§ What the exercise asks
Pull out the lines of the listing below, starting with its first line and going on through the line containing "column-menu-icon[interactable] [126,157,142,169]", and copy them unchanged.

§ Material supplied
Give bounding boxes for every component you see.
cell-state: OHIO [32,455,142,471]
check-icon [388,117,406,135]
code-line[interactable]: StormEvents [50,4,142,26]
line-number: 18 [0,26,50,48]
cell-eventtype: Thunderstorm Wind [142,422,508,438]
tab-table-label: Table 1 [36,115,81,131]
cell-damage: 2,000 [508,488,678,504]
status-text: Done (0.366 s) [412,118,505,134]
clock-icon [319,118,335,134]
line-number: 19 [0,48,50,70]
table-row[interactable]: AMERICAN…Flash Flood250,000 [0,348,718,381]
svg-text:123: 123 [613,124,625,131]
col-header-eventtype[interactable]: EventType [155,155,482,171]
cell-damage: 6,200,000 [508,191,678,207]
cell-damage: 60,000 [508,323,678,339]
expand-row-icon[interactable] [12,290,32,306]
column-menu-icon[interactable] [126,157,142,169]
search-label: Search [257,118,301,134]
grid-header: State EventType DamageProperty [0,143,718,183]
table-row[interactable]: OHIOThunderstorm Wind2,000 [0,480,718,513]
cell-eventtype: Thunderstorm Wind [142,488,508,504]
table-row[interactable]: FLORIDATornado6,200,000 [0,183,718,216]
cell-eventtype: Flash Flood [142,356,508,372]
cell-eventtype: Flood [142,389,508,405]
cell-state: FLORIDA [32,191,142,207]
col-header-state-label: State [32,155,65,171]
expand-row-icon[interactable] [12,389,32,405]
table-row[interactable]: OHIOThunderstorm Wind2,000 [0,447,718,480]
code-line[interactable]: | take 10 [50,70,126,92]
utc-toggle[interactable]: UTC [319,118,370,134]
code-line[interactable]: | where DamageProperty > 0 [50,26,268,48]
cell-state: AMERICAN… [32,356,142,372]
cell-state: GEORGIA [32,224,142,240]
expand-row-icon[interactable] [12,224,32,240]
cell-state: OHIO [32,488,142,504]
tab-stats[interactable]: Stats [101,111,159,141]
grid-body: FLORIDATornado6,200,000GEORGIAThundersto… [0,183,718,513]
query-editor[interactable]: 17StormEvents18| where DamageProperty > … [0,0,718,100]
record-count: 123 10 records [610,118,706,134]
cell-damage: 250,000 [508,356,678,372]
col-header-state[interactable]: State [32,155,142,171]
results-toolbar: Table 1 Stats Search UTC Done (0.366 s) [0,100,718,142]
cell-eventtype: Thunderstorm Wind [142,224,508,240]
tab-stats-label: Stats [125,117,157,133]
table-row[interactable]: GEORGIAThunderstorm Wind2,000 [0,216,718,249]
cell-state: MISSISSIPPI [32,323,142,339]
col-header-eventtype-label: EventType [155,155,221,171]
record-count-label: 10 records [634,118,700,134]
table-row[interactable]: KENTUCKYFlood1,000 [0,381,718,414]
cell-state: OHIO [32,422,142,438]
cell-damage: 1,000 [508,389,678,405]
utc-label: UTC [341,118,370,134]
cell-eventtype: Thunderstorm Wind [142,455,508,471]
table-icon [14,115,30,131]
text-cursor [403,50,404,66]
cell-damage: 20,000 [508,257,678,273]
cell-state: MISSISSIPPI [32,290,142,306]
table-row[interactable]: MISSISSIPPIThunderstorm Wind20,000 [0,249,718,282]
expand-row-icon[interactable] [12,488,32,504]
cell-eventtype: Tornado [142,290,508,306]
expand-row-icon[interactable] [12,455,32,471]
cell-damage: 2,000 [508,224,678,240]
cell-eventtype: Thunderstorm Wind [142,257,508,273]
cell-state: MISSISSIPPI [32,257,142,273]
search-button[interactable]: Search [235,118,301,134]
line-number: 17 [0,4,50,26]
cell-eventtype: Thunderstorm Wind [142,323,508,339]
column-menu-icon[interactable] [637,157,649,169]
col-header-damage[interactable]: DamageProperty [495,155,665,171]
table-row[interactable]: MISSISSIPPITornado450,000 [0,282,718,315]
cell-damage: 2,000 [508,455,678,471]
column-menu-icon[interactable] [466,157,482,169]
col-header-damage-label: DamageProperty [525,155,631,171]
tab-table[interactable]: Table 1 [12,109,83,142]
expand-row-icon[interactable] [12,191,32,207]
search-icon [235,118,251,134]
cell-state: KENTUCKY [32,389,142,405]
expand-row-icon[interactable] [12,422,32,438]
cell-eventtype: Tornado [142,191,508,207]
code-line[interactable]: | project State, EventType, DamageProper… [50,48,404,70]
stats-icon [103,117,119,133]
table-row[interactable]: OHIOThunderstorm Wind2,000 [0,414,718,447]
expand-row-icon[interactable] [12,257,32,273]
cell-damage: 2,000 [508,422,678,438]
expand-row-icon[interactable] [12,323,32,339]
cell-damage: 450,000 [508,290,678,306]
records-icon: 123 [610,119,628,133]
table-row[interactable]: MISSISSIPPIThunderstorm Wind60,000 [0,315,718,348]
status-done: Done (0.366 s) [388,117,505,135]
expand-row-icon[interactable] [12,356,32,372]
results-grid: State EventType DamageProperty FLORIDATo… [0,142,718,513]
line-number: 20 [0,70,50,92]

§ Response
Give bounding boxes for every component you see.
cell-state: OHIO [32,455,142,471]
check-icon [388,117,406,135]
code-line[interactable]: StormEvents [50,4,142,26]
line-number: 18 [0,26,50,48]
cell-eventtype: Thunderstorm Wind [142,422,508,438]
tab-table-label: Table 1 [36,115,81,131]
cell-damage: 2,000 [508,488,678,504]
status-text: Done (0.366 s) [412,118,505,134]
clock-icon [319,118,335,134]
line-number: 19 [0,48,50,70]
table-row[interactable]: AMERICAN…Flash Flood250,000 [0,348,718,381]
svg-text:123: 123 [613,124,625,131]
col-header-eventtype[interactable]: EventType [155,155,482,171]
cell-damage: 6,200,000 [508,191,678,207]
cell-damage: 60,000 [508,323,678,339]
expand-row-icon[interactable] [12,290,32,306]
column-menu-icon[interactable] [126,157,142,169]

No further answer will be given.